**What you should do**
Check each line of the material below, and copy it if it holds the string "this".

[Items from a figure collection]
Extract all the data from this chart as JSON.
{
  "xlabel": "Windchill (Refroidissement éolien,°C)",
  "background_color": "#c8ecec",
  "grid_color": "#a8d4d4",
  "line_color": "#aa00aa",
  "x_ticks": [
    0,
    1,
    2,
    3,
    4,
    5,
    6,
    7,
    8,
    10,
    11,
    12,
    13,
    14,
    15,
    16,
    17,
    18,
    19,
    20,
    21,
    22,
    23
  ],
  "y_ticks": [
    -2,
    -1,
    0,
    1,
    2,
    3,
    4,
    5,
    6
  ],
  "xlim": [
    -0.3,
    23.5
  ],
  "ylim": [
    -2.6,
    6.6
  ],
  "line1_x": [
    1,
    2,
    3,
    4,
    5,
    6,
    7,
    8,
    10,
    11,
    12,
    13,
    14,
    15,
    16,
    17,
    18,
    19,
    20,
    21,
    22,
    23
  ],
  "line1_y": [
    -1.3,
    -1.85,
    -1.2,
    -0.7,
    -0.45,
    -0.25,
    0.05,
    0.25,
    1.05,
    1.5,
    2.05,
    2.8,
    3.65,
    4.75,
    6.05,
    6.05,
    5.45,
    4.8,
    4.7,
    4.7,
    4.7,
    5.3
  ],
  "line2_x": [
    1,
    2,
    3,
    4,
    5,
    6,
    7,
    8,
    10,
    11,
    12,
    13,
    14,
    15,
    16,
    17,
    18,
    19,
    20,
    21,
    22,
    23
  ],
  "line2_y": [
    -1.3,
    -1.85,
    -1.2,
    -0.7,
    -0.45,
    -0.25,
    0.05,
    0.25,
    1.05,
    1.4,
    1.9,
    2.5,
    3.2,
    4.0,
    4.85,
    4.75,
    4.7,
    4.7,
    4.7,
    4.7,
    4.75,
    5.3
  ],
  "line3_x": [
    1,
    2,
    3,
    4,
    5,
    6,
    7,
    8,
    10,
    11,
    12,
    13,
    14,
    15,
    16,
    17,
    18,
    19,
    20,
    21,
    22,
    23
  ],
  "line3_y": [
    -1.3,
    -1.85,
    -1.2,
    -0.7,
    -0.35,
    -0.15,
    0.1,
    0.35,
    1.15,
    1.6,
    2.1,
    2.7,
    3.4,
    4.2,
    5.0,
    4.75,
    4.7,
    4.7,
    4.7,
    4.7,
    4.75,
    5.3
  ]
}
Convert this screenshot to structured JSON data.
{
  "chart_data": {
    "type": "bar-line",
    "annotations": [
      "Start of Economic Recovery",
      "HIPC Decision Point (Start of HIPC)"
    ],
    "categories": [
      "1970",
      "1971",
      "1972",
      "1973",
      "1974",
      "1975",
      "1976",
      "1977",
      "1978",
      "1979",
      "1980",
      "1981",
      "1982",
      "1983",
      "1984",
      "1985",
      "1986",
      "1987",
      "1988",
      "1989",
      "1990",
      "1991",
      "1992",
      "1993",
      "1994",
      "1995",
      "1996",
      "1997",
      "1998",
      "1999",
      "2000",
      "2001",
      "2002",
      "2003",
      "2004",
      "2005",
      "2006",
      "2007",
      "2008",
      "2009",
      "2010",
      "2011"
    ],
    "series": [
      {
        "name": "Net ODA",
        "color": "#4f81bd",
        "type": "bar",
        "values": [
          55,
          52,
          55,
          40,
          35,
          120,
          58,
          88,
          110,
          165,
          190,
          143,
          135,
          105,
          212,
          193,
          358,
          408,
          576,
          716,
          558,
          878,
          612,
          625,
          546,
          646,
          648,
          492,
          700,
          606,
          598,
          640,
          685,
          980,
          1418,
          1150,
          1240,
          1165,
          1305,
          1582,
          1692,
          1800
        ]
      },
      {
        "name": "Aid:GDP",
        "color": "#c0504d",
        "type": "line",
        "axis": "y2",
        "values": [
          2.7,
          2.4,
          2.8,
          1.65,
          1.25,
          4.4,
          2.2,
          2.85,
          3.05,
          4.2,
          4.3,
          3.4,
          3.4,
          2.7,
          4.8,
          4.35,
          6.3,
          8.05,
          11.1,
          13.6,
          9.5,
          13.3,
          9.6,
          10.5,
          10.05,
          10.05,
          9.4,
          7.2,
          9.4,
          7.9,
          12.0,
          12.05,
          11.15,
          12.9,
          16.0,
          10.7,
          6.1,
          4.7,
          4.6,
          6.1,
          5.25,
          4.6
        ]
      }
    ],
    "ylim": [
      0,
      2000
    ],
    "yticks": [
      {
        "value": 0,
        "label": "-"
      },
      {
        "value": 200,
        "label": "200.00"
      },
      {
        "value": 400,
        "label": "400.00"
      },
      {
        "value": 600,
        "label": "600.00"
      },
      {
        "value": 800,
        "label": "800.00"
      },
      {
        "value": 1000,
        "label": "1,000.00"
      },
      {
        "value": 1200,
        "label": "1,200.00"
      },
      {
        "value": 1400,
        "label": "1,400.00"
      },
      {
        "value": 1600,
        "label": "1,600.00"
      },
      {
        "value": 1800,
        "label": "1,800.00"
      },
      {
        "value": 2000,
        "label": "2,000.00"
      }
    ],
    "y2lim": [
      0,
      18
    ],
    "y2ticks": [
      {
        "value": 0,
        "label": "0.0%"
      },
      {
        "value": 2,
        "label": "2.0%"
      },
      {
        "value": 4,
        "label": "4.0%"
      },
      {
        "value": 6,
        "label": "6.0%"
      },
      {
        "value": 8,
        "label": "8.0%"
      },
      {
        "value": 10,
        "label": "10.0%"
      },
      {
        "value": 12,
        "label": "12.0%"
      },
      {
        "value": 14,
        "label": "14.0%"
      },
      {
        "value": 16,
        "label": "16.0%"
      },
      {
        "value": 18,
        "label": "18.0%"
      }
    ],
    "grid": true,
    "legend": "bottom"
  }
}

**Exercise response**
Extract all the data from this chart as JSON.
Convert this screenshot to structured JSON data.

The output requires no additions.